WHAT YOU NEED TO DO:
a) In the post about Ayn Rand, what does Peter Keating ask Howard Roark to do?
b) In the post about Ayn Rand, rewrite the paragraph beginning "The context is a man" as one shorter sentence that keeps its main facts.
c) List every person named in the post about Ayn Rand.

STUDY TEXT:
Not exactly true. Here are a few beautiful excerpt that I was reading yesterday.

The context is a man, Peter Keating, is asking someone (howard Roark) to do his work for him and let him have the credit. Howard is a quintessential objectivist.

Quote
"Howard--anything you ask. Anything. I’d sell my soul..."

"That’s the sort of thing I want you to understand. To sell your soul is the
easiest thing in the world. That’s what everybody does every hour of his life.
If I asked you to keep your soul--would you understand why that’s much harder?"

Quote
Howard: "Can you think of any reason why I should want to save your life?"
"No."
"Well?"
"It’s a great public project, Howard. A humanitarian undertaking. Think of the
poor people who live in slums. If you can give them decent comfort within their
means, you’ll have the satisfaction of performing a noble deed."
"Peter, you were more honest than that yesterday."
His eyes dropped, his voice low, Keating said:
"You will love designing it."
"Yes, Peter. Now you’re speaking my language."
there's more to this excerpt which i won't copy down because you should really read it yourself, but essentially Ayn Rand says it's okay to be selfish and we should live for our passions and ourselves.

INFORMATION SUPPLIED:

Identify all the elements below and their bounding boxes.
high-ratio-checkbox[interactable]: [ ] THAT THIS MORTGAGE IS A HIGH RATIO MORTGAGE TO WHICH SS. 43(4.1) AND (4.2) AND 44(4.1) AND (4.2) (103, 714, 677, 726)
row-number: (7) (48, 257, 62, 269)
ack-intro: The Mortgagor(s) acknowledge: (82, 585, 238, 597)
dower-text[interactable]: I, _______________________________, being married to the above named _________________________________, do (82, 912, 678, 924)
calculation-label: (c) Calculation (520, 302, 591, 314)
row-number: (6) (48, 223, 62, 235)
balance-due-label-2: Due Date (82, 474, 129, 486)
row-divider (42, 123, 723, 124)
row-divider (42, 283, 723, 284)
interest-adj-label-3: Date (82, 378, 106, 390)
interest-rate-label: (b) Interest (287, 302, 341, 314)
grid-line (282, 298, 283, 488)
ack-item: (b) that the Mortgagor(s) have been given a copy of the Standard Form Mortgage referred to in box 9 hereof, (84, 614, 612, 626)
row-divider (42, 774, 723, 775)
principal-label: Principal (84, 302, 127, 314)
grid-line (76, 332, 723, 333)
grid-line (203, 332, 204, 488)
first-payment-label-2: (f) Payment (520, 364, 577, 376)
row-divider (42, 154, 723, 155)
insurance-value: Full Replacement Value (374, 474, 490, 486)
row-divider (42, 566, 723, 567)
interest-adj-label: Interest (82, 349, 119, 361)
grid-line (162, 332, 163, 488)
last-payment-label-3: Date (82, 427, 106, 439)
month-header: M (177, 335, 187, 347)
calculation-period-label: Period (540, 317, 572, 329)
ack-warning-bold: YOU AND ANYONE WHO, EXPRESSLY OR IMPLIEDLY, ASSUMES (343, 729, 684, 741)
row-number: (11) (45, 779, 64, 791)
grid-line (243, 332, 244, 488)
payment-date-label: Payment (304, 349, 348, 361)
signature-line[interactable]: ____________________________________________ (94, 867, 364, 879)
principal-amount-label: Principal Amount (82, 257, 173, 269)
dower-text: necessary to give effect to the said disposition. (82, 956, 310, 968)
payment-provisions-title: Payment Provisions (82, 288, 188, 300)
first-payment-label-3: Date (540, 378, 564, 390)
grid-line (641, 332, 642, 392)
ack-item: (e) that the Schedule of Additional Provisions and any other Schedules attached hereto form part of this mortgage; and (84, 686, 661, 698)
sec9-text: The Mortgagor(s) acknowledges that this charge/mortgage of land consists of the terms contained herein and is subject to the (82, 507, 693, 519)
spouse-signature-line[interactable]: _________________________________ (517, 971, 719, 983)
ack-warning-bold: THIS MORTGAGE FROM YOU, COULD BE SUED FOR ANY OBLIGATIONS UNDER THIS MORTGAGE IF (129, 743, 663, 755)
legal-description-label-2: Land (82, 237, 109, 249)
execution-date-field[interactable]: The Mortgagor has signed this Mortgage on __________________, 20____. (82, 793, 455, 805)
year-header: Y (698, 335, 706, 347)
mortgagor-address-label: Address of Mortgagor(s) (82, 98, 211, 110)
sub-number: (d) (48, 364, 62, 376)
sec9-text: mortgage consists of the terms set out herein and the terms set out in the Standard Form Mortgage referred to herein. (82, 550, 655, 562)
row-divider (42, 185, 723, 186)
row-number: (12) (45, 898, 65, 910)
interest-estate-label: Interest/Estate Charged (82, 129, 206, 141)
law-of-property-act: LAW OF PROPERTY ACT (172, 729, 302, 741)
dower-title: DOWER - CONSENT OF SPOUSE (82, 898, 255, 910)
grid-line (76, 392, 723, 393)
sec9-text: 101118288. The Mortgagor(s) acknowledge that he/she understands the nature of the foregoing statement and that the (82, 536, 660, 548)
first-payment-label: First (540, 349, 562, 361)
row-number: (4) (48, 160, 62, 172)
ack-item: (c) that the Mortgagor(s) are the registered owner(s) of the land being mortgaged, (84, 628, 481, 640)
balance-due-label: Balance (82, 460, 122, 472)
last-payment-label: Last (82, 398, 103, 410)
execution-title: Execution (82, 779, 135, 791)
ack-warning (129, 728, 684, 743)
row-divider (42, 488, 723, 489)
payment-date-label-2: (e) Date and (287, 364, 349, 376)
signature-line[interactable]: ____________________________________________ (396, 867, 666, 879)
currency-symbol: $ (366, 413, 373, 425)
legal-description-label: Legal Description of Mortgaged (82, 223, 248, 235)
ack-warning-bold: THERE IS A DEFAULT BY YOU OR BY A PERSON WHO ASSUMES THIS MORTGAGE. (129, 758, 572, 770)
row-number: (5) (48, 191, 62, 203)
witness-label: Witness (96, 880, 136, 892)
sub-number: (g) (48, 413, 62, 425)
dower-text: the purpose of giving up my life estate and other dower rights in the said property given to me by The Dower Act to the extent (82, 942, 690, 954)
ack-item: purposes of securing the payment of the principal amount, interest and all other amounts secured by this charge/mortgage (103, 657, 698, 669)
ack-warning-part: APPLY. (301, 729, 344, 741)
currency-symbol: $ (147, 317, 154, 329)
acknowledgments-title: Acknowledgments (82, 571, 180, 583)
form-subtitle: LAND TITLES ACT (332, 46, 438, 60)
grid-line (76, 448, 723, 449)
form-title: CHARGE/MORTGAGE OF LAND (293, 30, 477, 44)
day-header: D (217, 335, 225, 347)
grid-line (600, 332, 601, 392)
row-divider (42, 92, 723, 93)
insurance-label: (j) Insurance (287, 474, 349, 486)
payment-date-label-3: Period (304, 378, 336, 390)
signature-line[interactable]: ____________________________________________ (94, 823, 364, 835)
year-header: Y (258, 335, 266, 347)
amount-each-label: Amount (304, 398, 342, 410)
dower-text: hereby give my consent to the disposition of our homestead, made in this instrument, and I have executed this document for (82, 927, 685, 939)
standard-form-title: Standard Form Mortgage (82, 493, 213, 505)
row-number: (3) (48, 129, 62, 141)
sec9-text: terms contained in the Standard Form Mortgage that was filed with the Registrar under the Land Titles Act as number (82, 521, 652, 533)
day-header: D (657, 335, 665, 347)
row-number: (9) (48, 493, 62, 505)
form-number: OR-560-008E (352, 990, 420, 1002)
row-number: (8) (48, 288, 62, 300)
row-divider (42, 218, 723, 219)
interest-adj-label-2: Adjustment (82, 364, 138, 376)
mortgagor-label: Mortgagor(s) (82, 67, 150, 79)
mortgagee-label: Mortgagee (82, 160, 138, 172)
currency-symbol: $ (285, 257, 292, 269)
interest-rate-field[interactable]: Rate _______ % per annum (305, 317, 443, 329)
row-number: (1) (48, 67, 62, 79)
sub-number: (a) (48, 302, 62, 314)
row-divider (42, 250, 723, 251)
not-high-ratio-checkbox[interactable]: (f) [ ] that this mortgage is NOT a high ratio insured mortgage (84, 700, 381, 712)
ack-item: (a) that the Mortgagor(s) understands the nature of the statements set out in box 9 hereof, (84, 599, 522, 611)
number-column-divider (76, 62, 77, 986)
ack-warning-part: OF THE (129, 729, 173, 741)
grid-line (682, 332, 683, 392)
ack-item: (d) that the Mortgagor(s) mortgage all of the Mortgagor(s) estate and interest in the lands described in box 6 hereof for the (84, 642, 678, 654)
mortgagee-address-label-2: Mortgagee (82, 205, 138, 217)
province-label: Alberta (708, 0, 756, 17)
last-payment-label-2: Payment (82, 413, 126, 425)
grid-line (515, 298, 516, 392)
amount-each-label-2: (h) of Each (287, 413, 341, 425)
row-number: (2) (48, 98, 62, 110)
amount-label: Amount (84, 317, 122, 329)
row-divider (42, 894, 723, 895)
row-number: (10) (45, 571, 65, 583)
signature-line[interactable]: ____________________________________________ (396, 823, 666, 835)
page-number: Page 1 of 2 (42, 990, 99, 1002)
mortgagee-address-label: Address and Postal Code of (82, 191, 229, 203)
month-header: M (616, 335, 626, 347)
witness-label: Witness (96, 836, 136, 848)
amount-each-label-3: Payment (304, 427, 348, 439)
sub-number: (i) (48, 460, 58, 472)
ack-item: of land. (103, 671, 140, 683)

SOLVED PROBLEMS:
a) He asks Roark to do his work for him and let him have the credit.

b) Peter Keating asks Howard Roark, a quintessential objectivist, to do his work and let Keating take the credit.

c) Peter Keating, Howard Roark, Ayn Rand